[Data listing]
◆ ◆ ◆

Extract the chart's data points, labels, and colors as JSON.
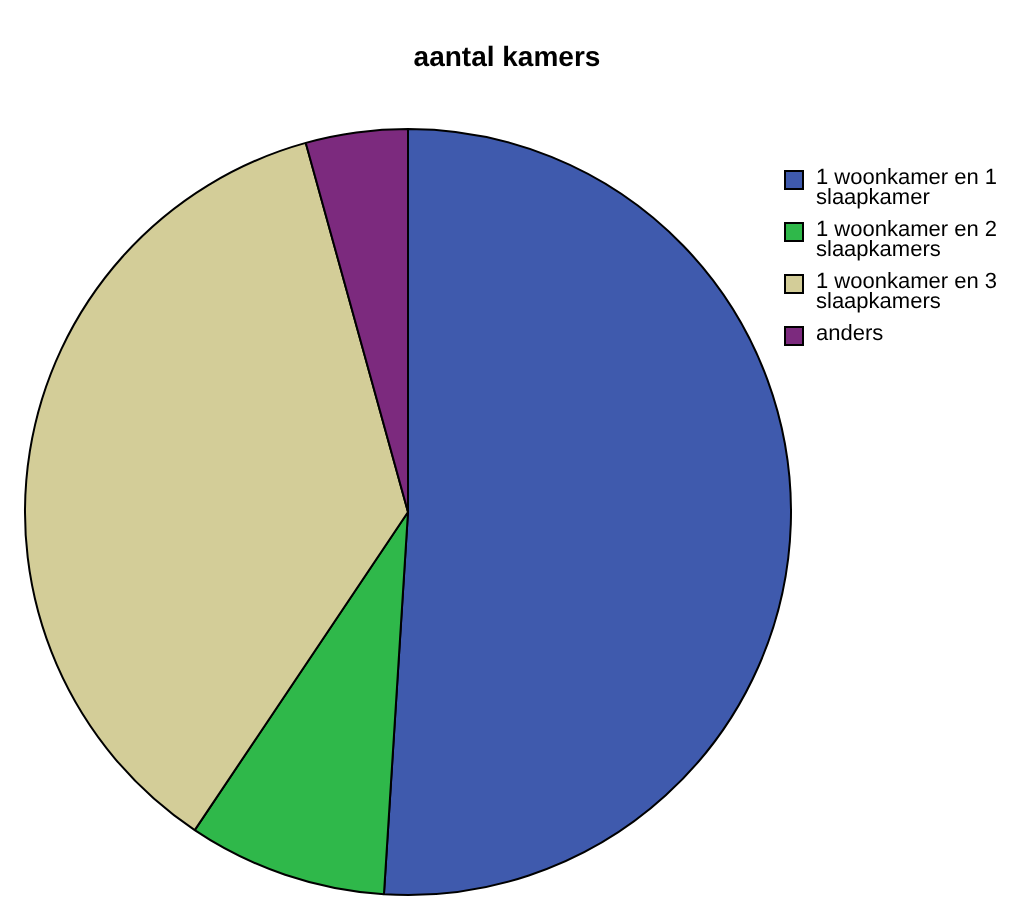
{
  "chart_data": {
    "type": "pie",
    "title": "aantal kamers",
    "categories": [
      "1 woonkamer en 1 slaapkamer",
      "1 woonkamer en 2 slaapkamers",
      "1 woonkamer en 3 slaapkamers",
      "anders"
    ],
    "values": [
      51,
      8.4,
      36.3,
      4.3
    ],
    "colors": [
      "#3f5aad",
      "#2fb84a",
      "#d3cd98",
      "#7c2a7e"
    ],
    "legend": "top right"
  }
}
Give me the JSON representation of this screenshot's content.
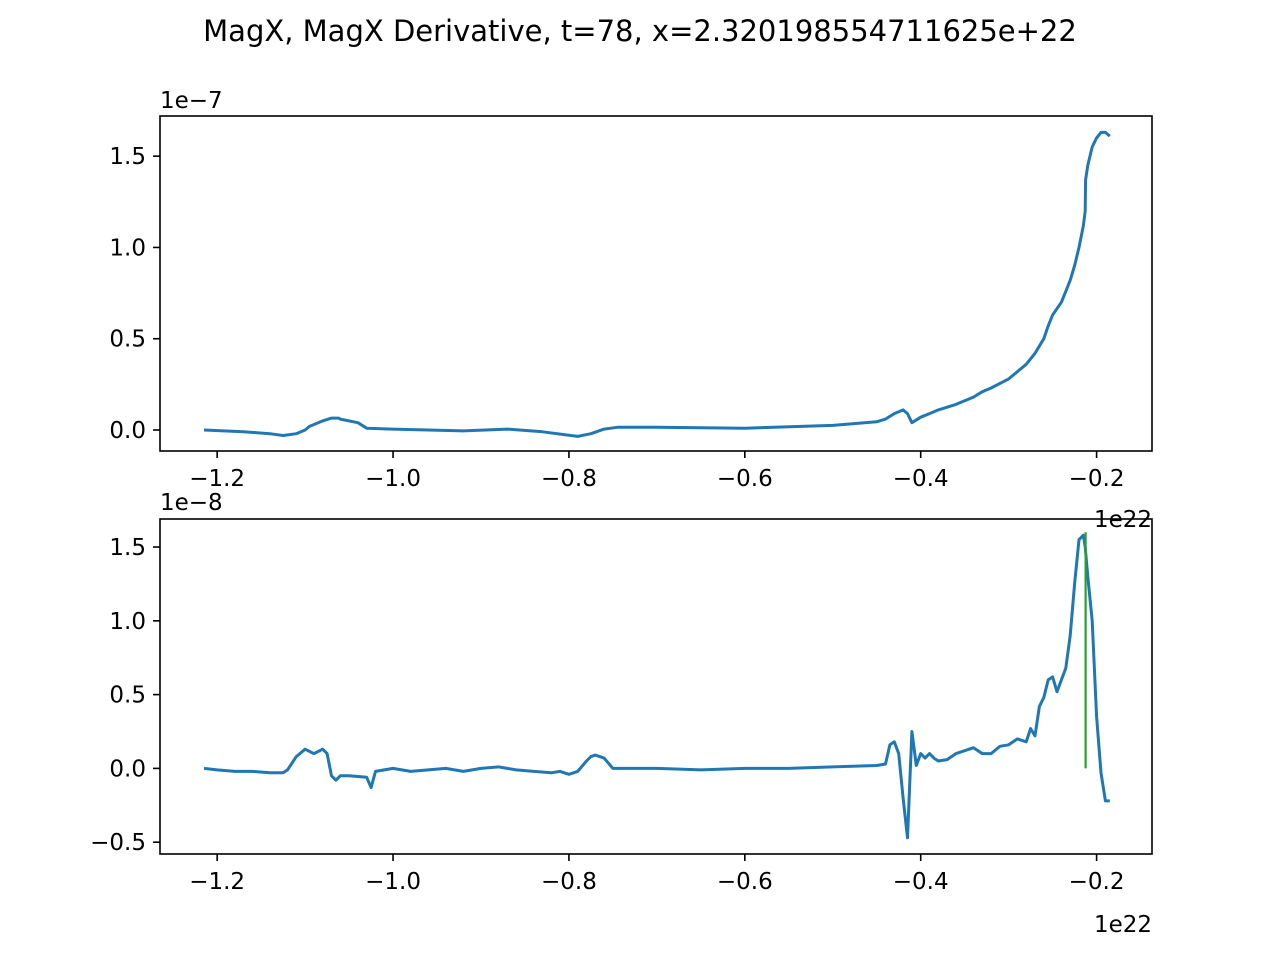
{
  "title": "MagX, MagX Derivative, t=78, x=2.320198554711625e+22",
  "colors": {
    "series": "#1f77b4",
    "marker": "#2ca02c",
    "axes": "#000000"
  },
  "chart_data": [
    {
      "type": "line",
      "title": "",
      "xlabel": "",
      "ylabel": "",
      "x_offset_label": "1e22",
      "y_offset_label": "1e−7",
      "xlim": [
        -1.265,
        -0.137
      ],
      "ylim": [
        -0.115,
        1.72
      ],
      "x_ticks": [
        -1.2,
        -1.0,
        -0.8,
        -0.6,
        -0.4,
        -0.2
      ],
      "x_tick_labels": [
        "−1.2",
        "−1.0",
        "−0.8",
        "−0.6",
        "−0.4",
        "−0.2"
      ],
      "y_ticks": [
        0.0,
        0.5,
        1.0,
        1.5
      ],
      "y_tick_labels": [
        "0.0",
        "0.5",
        "1.0",
        "1.5"
      ],
      "grid": false,
      "series": [
        {
          "x": [
            -1.215,
            -1.17,
            -1.14,
            -1.125,
            -1.11,
            -1.1,
            -1.095,
            -1.08,
            -1.07,
            -1.062,
            -1.06,
            -1.04,
            -1.03,
            -1.0,
            -0.92,
            -0.87,
            -0.83,
            -0.79,
            -0.775,
            -0.76,
            -0.745,
            -0.7,
            -0.6,
            -0.5,
            -0.45,
            -0.44,
            -0.43,
            -0.42,
            -0.415,
            -0.41,
            -0.4,
            -0.39,
            -0.38,
            -0.36,
            -0.34,
            -0.33,
            -0.32,
            -0.3,
            -0.29,
            -0.28,
            -0.27,
            -0.26,
            -0.255,
            -0.25,
            -0.24,
            -0.235,
            -0.23,
            -0.225,
            -0.22,
            -0.215,
            -0.213,
            -0.2125,
            -0.21,
            -0.205,
            -0.2,
            -0.195,
            -0.19,
            -0.185
          ],
          "y": [
            0.0,
            -0.01,
            -0.02,
            -0.03,
            -0.02,
            0.0,
            0.02,
            0.05,
            0.065,
            0.065,
            0.06,
            0.04,
            0.01,
            0.005,
            -0.005,
            0.005,
            -0.01,
            -0.035,
            -0.02,
            0.005,
            0.015,
            0.015,
            0.01,
            0.025,
            0.045,
            0.06,
            0.09,
            0.11,
            0.09,
            0.04,
            0.07,
            0.09,
            0.11,
            0.14,
            0.18,
            0.21,
            0.23,
            0.28,
            0.32,
            0.36,
            0.42,
            0.5,
            0.57,
            0.63,
            0.7,
            0.76,
            0.82,
            0.9,
            1.0,
            1.12,
            1.2,
            1.37,
            1.45,
            1.55,
            1.6,
            1.63,
            1.63,
            1.61
          ]
        }
      ]
    },
    {
      "type": "line",
      "title": "",
      "xlabel": "",
      "ylabel": "",
      "x_offset_label": "1e22",
      "y_offset_label": "1e−8",
      "xlim": [
        -1.265,
        -0.137
      ],
      "ylim": [
        -0.58,
        1.69
      ],
      "x_ticks": [
        -1.2,
        -1.0,
        -0.8,
        -0.6,
        -0.4,
        -0.2
      ],
      "x_tick_labels": [
        "−1.2",
        "−1.0",
        "−0.8",
        "−0.6",
        "−0.4",
        "−0.2"
      ],
      "y_ticks": [
        -0.5,
        0.0,
        0.5,
        1.0,
        1.5
      ],
      "y_tick_labels": [
        "−0.5",
        "0.0",
        "0.5",
        "1.0",
        "1.5"
      ],
      "grid": false,
      "series": [
        {
          "x": [
            -1.215,
            -1.2,
            -1.18,
            -1.16,
            -1.14,
            -1.125,
            -1.12,
            -1.11,
            -1.1,
            -1.09,
            -1.08,
            -1.075,
            -1.07,
            -1.065,
            -1.06,
            -1.05,
            -1.03,
            -1.025,
            -1.02,
            -1.0,
            -0.98,
            -0.96,
            -0.94,
            -0.92,
            -0.9,
            -0.88,
            -0.86,
            -0.84,
            -0.82,
            -0.81,
            -0.8,
            -0.79,
            -0.78,
            -0.775,
            -0.77,
            -0.76,
            -0.75,
            -0.7,
            -0.65,
            -0.6,
            -0.55,
            -0.5,
            -0.45,
            -0.44,
            -0.435,
            -0.43,
            -0.425,
            -0.42,
            -0.415,
            -0.41,
            -0.405,
            -0.4,
            -0.395,
            -0.39,
            -0.385,
            -0.38,
            -0.37,
            -0.36,
            -0.35,
            -0.34,
            -0.33,
            -0.32,
            -0.31,
            -0.3,
            -0.29,
            -0.28,
            -0.275,
            -0.27,
            -0.265,
            -0.26,
            -0.255,
            -0.25,
            -0.245,
            -0.24,
            -0.235,
            -0.23,
            -0.225,
            -0.22,
            -0.215,
            -0.213,
            -0.21,
            -0.205,
            -0.2,
            -0.195,
            -0.19,
            -0.185
          ],
          "y": [
            0.0,
            -0.01,
            -0.02,
            -0.02,
            -0.03,
            -0.03,
            -0.01,
            0.08,
            0.13,
            0.1,
            0.13,
            0.1,
            -0.05,
            -0.08,
            -0.05,
            -0.05,
            -0.06,
            -0.13,
            -0.02,
            0.0,
            -0.02,
            -0.01,
            0.0,
            -0.02,
            0.0,
            0.01,
            -0.01,
            -0.02,
            -0.03,
            -0.02,
            -0.04,
            -0.02,
            0.05,
            0.08,
            0.09,
            0.07,
            0.0,
            0.0,
            -0.01,
            0.0,
            0.0,
            0.01,
            0.02,
            0.03,
            0.16,
            0.18,
            0.1,
            -0.2,
            -0.47,
            0.25,
            0.02,
            0.1,
            0.07,
            0.1,
            0.07,
            0.05,
            0.06,
            0.1,
            0.12,
            0.14,
            0.1,
            0.1,
            0.15,
            0.16,
            0.2,
            0.18,
            0.27,
            0.22,
            0.42,
            0.48,
            0.6,
            0.62,
            0.52,
            0.6,
            0.68,
            0.9,
            1.25,
            1.55,
            1.58,
            1.5,
            1.3,
            1.0,
            0.35,
            -0.03,
            -0.22,
            -0.22
          ]
        }
      ],
      "marker_line": {
        "x": -0.2125,
        "y": [
          0.0,
          1.6
        ]
      }
    }
  ]
}
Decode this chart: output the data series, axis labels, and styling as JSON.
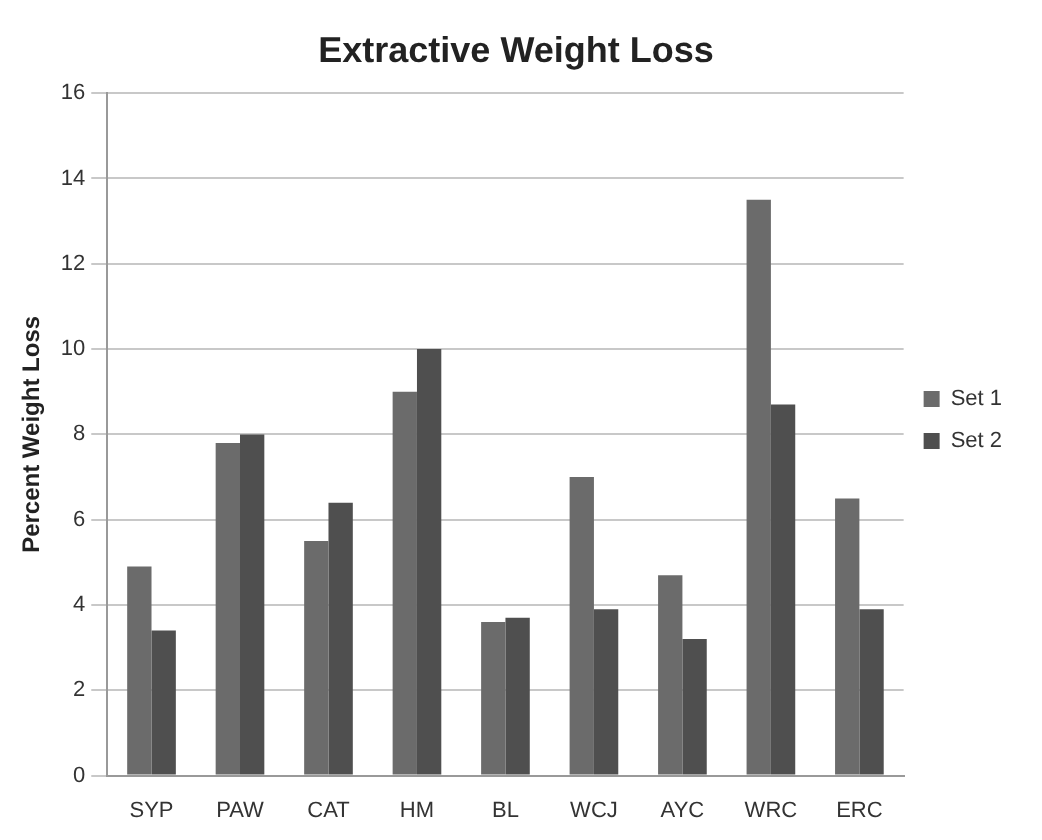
{
  "chart_data": {
    "type": "bar",
    "title": "Extractive Weight Loss",
    "ylabel": "Percent Weight Loss",
    "categories": [
      "SYP",
      "PAW",
      "CAT",
      "HM",
      "BL",
      "WCJ",
      "AYC",
      "WRC",
      "ERC"
    ],
    "series": [
      {
        "name": "Set 1",
        "color": "#6b6b6b",
        "values": [
          4.9,
          7.8,
          5.5,
          9.0,
          3.6,
          7.0,
          4.7,
          13.5,
          6.5
        ]
      },
      {
        "name": "Set 2",
        "color": "#4f4f4f",
        "values": [
          3.4,
          8.0,
          6.4,
          10.0,
          3.7,
          3.9,
          3.2,
          8.7,
          3.9
        ]
      }
    ],
    "ylim": [
      0,
      16
    ],
    "yticks": [
      0,
      2,
      4,
      6,
      8,
      10,
      12,
      14,
      16
    ],
    "grid": "y",
    "legend": "right"
  }
}
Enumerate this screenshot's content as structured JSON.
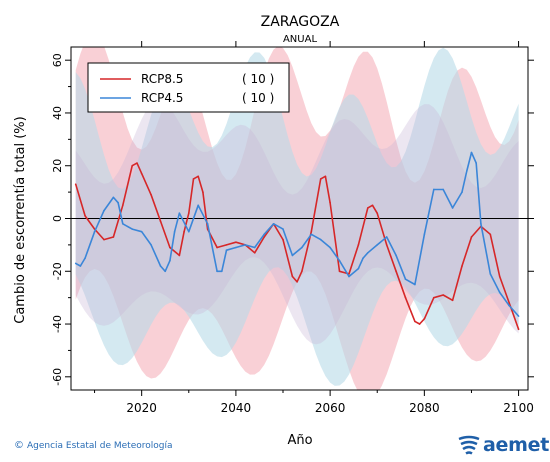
{
  "chart_data": {
    "type": "line",
    "title": "ZARAGOZA",
    "subtitle": "ANUAL",
    "xlabel": "Año",
    "ylabel": "Cambio de escorrentía total (%)",
    "xlim": [
      2005,
      2102
    ],
    "ylim": [
      -65,
      65
    ],
    "xticks": [
      2020,
      2040,
      2060,
      2080,
      2100
    ],
    "yticks": [
      -60,
      -40,
      -20,
      0,
      20,
      40,
      60
    ],
    "reference_line": 0,
    "legend_position": "top-left",
    "series": [
      {
        "name": "RCP8.5",
        "count_label": "( 10 )",
        "color": "#d62728",
        "band_color": "#f4aab5",
        "x": [
          2006,
          2008,
          2010,
          2012,
          2014,
          2016,
          2018,
          2019,
          2020,
          2022,
          2024,
          2026,
          2028,
          2029,
          2030,
          2031,
          2032,
          2033,
          2034,
          2036,
          2038,
          2040,
          2042,
          2044,
          2046,
          2048,
          2050,
          2052,
          2053,
          2054,
          2056,
          2058,
          2059,
          2060,
          2062,
          2064,
          2066,
          2068,
          2069,
          2070,
          2072,
          2074,
          2076,
          2078,
          2079,
          2080,
          2082,
          2084,
          2086,
          2088,
          2090,
          2092,
          2094,
          2096,
          2098,
          2100
        ],
        "values": [
          13,
          1,
          -4,
          -8,
          -7,
          5,
          20,
          21,
          17,
          9,
          -1,
          -11,
          -14,
          -5,
          2,
          15,
          16,
          10,
          -4,
          -11,
          -10,
          -9,
          -10,
          -13,
          -7,
          -2,
          -8,
          -22,
          -24,
          -20,
          -5,
          15,
          16,
          6,
          -20,
          -21,
          -10,
          4,
          5,
          2,
          -10,
          -20,
          -30,
          -39,
          -40,
          -38,
          -30,
          -29,
          -31,
          -18,
          -7,
          -3,
          -6,
          -22,
          -32,
          -42
        ]
      },
      {
        "name": "RCP4.5",
        "count_label": "( 10 )",
        "color": "#3b86d8",
        "band_color": "#b7dbe8",
        "x": [
          2006,
          2007,
          2008,
          2010,
          2012,
          2014,
          2015,
          2016,
          2018,
          2020,
          2022,
          2024,
          2025,
          2026,
          2027,
          2028,
          2030,
          2032,
          2034,
          2036,
          2037,
          2038,
          2040,
          2042,
          2044,
          2046,
          2048,
          2050,
          2052,
          2054,
          2056,
          2058,
          2060,
          2062,
          2064,
          2066,
          2067,
          2068,
          2070,
          2072,
          2074,
          2076,
          2078,
          2080,
          2082,
          2084,
          2086,
          2088,
          2089,
          2090,
          2091,
          2092,
          2094,
          2096,
          2098,
          2100
        ],
        "values": [
          -17,
          -18,
          -15,
          -5,
          3,
          8,
          6,
          -2,
          -4,
          -5,
          -10,
          -18,
          -20,
          -16,
          -5,
          2,
          -5,
          5,
          -2,
          -20,
          -20,
          -12,
          -11,
          -10,
          -11,
          -6,
          -2,
          -4,
          -14,
          -11,
          -6,
          -8,
          -11,
          -16,
          -22,
          -19,
          -15,
          -13,
          -10,
          -7,
          -14,
          -23,
          -25,
          -6,
          11,
          11,
          4,
          10,
          18,
          25,
          21,
          -2,
          -21,
          -28,
          -33,
          -37
        ]
      }
    ]
  },
  "footer": {
    "credit": "Agencia Estatal de Meteorología",
    "copyright_symbol": "©",
    "logo_text": "aemet"
  }
}
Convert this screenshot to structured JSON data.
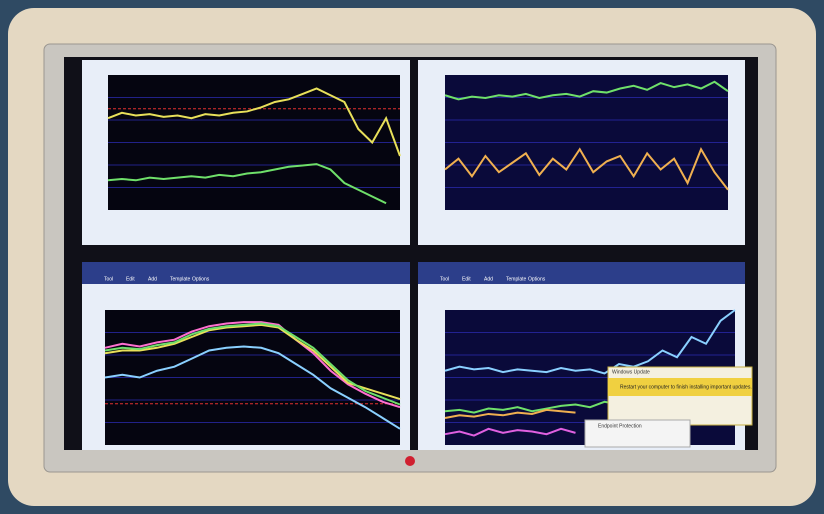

◆ ◆ ◆

▶ **Requirements**:
List all lines above in which the string "type" appears.

▶ **Output of the task**:
    "type": "pie",
      "type": "line",
      "type": "line",
    "type": "bar",
    "type": "line",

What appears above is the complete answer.